*Written instruction*
Copy out all the entries word for word.

*Records supplied*
# # #

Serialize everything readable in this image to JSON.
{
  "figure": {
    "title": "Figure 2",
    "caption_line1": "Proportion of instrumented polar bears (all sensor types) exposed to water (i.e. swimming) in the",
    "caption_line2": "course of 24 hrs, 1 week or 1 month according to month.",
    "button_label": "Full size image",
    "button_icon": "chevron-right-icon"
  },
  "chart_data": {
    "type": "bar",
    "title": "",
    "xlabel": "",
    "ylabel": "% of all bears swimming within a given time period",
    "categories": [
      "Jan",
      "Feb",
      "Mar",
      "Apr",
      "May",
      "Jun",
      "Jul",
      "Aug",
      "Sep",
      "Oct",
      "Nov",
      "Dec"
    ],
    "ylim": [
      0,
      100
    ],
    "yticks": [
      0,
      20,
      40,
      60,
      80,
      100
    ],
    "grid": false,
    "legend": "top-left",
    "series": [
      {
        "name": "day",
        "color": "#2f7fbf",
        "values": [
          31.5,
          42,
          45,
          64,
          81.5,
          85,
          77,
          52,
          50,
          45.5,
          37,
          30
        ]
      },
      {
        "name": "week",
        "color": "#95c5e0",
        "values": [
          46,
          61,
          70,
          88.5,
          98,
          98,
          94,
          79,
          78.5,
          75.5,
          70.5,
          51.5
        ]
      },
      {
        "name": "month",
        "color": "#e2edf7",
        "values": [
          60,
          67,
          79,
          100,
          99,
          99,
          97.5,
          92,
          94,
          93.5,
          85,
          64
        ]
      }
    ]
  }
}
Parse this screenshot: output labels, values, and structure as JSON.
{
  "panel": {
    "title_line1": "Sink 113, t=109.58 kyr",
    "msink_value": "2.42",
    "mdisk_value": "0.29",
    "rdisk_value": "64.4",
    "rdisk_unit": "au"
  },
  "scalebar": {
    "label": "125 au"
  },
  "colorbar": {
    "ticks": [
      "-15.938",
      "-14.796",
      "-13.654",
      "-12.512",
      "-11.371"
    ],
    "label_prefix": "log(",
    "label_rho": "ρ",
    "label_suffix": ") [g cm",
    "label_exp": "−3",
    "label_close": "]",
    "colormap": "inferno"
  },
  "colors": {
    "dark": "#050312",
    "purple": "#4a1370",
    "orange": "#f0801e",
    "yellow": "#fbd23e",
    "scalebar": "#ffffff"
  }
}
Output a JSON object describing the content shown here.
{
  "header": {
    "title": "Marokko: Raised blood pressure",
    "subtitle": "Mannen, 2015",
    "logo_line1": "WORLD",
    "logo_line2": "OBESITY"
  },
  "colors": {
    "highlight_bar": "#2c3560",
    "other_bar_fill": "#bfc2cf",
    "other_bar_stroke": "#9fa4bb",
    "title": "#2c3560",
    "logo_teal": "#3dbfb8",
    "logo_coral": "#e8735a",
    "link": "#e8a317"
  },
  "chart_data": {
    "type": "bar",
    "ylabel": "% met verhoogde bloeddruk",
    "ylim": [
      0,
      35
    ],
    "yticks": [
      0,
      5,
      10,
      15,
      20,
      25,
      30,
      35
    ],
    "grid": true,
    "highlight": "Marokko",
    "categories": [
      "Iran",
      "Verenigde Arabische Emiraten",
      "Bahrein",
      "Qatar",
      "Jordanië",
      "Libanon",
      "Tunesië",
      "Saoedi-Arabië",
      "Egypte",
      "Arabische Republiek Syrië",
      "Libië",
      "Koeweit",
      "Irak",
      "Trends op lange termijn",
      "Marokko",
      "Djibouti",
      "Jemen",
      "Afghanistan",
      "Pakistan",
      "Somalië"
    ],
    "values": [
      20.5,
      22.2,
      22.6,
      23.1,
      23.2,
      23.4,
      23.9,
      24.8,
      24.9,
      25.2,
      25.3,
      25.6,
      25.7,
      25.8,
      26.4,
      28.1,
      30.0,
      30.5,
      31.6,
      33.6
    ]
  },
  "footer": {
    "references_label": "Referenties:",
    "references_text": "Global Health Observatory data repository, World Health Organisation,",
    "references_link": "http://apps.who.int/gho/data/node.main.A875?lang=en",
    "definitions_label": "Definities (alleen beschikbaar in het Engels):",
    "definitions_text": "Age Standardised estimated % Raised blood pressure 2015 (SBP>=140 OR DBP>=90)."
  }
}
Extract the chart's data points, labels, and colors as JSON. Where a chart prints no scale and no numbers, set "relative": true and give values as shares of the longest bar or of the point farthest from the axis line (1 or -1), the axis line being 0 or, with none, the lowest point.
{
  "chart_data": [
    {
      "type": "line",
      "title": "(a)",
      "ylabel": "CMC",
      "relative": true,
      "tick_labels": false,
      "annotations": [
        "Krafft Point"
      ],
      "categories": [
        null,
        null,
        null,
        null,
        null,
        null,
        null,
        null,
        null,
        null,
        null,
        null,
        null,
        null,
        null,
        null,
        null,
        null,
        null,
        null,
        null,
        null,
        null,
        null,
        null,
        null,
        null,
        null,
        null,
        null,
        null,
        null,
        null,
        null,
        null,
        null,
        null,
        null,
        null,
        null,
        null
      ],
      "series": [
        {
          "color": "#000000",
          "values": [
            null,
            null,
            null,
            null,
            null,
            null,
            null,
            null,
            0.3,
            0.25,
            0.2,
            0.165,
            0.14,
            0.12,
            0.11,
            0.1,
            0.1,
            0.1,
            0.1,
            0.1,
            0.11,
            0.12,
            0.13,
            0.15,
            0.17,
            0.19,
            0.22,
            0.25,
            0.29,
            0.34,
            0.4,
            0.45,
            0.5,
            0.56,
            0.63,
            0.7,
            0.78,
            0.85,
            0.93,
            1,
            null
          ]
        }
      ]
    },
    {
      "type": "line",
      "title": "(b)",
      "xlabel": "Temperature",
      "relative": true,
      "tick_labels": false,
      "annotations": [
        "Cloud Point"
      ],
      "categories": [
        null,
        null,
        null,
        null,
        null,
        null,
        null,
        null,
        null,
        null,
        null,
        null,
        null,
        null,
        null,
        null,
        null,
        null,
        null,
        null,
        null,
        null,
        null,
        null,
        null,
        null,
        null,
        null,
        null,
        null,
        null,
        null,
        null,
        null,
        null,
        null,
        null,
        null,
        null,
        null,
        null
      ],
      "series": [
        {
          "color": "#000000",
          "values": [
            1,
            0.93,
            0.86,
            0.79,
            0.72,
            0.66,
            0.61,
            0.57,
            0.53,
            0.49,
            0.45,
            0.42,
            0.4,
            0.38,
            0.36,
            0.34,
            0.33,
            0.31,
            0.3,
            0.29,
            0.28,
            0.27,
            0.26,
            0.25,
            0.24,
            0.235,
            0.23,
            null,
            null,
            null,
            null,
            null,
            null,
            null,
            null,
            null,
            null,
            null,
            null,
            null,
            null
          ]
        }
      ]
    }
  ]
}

# # #

*Correct response*
Serialize everything readable in this image to JSON.
{
  "figure": {
    "title": "Figure 2",
    "caption_line1": "Proportion of instrumented polar bears (all sensor types) exposed to water (i.e. swimming) in the",
    "caption_line2": "course of 24 hrs, 1 week or 1 month according to month.",
    "button_label": "Full size image",
    "button_icon": "chevron-right-icon"
  },
  "chart_data": {
    "type": "bar",
    "title": "",
    "xlabel": "",
    "ylabel": "% of all bears swimming within a given time period",
    "categories": [
      "Jan",
      "Feb",
      "Mar",
      "Apr",
      "May",
      "Jun",
      "Jul",
      "Aug",
      "Sep",
      "Oct",
      "Nov",
      "Dec"
    ],
    "ylim": [
      0,
      100
    ],
    "yticks": [
      0,
      20,
      40,
      60,
      80,
      100
    ],
    "grid": false,
    "legend": "top-left",
    "series": [
      {
        "name": "day",
        "color": "#2f7fbf",
        "values": [
          31.5,
          42,
          45,
          64,
          81.5,
          85,
          77,
          52,
          50,
          45.5,
          37,
          30
        ]
      },
      {
        "name": "week",
        "color": "#95c5e0",
        "values": [
          46,
          61,
          70,
          88.5,
          98,
          98,
          94,
          79,
          78.5,
          75.5,
          70.5,
          51.5
        ]
      },
      {
        "name": "month",
        "color": "#e2edf7",
        "values": [
          60,
          67,
          79,
          100,
          99,
          99,
          97.5,
          92,
          94,
          93.5,
          85,
          64
        ]
      }
    ]
  }
}
Parse this screenshot: output labels, values, and structure as JSON.
{
  "panel": {
    "title_line1": "Sink 113, t=109.58 kyr",
    "msink_value": "2.42",
    "mdisk_value": "0.29",
    "rdisk_value": "64.4",
    "rdisk_unit": "au"
  },
  "scalebar": {
    "label": "125 au"
  },
  "colorbar": {
    "ticks": [
      "-15.938",
      "-14.796",
      "-13.654",
      "-12.512",
      "-11.371"
    ],
    "label_prefix": "log(",
    "label_rho": "ρ",
    "label_suffix": ") [g cm",
    "label_exp": "−3",
    "label_close": "]",
    "colormap": "inferno"
  },
  "colors": {
    "dark": "#050312",
    "purple": "#4a1370",
    "orange": "#f0801e",
    "yellow": "#fbd23e",
    "scalebar": "#ffffff"
  }
}
Output a JSON object describing the content shown here.
{
  "header": {
    "title": "Marokko: Raised blood pressure",
    "subtitle": "Mannen, 2015",
    "logo_line1": "WORLD",
    "logo_line2": "OBESITY"
  },
  "colors": {
    "highlight_bar": "#2c3560",
    "other_bar_fill": "#bfc2cf",
    "other_bar_stroke": "#9fa4bb",
    "title": "#2c3560",
    "logo_teal": "#3dbfb8",
    "logo_coral": "#e8735a",
    "link": "#e8a317"
  },
  "chart_data": {
    "type": "bar",
    "ylabel": "% met verhoogde bloeddruk",
    "ylim": [
      0,
      35
    ],
    "yticks": [
      0,
      5,
      10,
      15,
      20,
      25,
      30,
      35
    ],
    "grid": true,
    "highlight": "Marokko",
    "categories": [
      "Iran",
      "Verenigde Arabische Emiraten",
      "Bahrein",
      "Qatar",
      "Jordanië",
      "Libanon",
      "Tunesië",
      "Saoedi-Arabië",
      "Egypte",
      "Arabische Republiek Syrië",
      "Libië",
      "Koeweit",
      "Irak",
      "Trends op lange termijn",
      "Marokko",
      "Djibouti",
      "Jemen",
      "Afghanistan",
      "Pakistan",
      "Somalië"
    ],
    "values": [
      20.5,
      22.2,
      22.6,
      23.1,
      23.2,
      23.4,
      23.9,
      24.8,
      24.9,
      25.2,
      25.3,
      25.6,
      25.7,
      25.8,
      26.4,
      28.1,
      30.0,
      30.5,
      31.6,
      33.6
    ]
  },
  "footer": {
    "references_label": "Referenties:",
    "references_text": "Global Health Observatory data repository, World Health Organisation,",
    "references_link": "http://apps.who.int/gho/data/node.main.A875?lang=en",
    "definitions_label": "Definities (alleen beschikbaar in het Engels):",
    "definitions_text": "Age Standardised estimated % Raised blood pressure 2015 (SBP>=140 OR DBP>=90)."
  }
}
Extract the chart's data points, labels, and colors as JSON. Where a chart prints no scale and no numbers, set "relative": true and give values as shares of the longest bar or of the point farthest from the axis line (1 or -1), the axis line being 0 or, with none, the lowest point.
{
  "chart_data": [
    {
      "type": "line",
      "title": "(a)",
      "ylabel": "CMC",
      "relative": true,
      "tick_labels": false,
      "annotations": [
        "Krafft Point"
      ],
      "categories": [
        null,
        null,
        null,
        null,
        null,
        null,
        null,
        null,
        null,
        null,
        null,
        null,
        null,
        null,
        null,
        null,
        null,
        null,
        null,
        null,
        null,
        null,
        null,
        null,
        null,
        null,
        null,
        null,
        null,
        null,
        null,
        null,
        null,
        null,
        null,
        null,
        null,
        null,
        null,
        null,
        null
      ],
      "series": [
        {
          "color": "#000000",
          "values": [
            null,
            null,
            null,
            null,
            null,
            null,
            null,
            null,
            0.3,
            0.25,
            0.2,
            0.165,
            0.14,
            0.12,
            0.11,
            0.1,
            0.1,
            0.1,
            0.1,
            0.1,
            0.11,
            0.12,
            0.13,
            0.15,
            0.17,
            0.19,
            0.22,
            0.25,
            0.29,
            0.34,
            0.4,
            0.45,
            0.5,
            0.56,
            0.63,
            0.7,
            0.78,
            0.85,
            0.93,
            1,
            null
          ]
        }
      ]
    },
    {
      "type": "line",
      "title": "(b)",
      "xlabel": "Temperature",
      "relative": true,
      "tick_labels": false,
      "annotations": [
        "Cloud Point"
      ],
      "categories": [
        null,
        null,
        null,
        null,
        null,
        null,
        null,
        null,
        null,
        null,
        null,
        null,
        null,
        null,
        null,
        null,
        null,
        null,
        null,
        null,
        null,
        null,
        null,
        null,
        null,
        null,
        null,
        null,
        null,
        null,
        null,
        null,
        null,
        null,
        null,
        null,
        null,
        null,
        null,
        null,
        null
      ],
      "series": [
        {
          "color": "#000000",
          "values": [
            1,
            0.93,
            0.86,
            0.79,
            0.72,
            0.66,
            0.61,
            0.57,
            0.53,
            0.49,
            0.45,
            0.42,
            0.4,
            0.38,
            0.36,
            0.34,
            0.33,
            0.31,
            0.3,
            0.29,
            0.28,
            0.27,
            0.26,
            0.25,
            0.24,
            0.235,
            0.23,
            null,
            null,
            null,
            null,
            null,
            null,
            null,
            null,
            null,
            null,
            null,
            null,
            null,
            null
          ]
        }
      ]
    }
  ]
}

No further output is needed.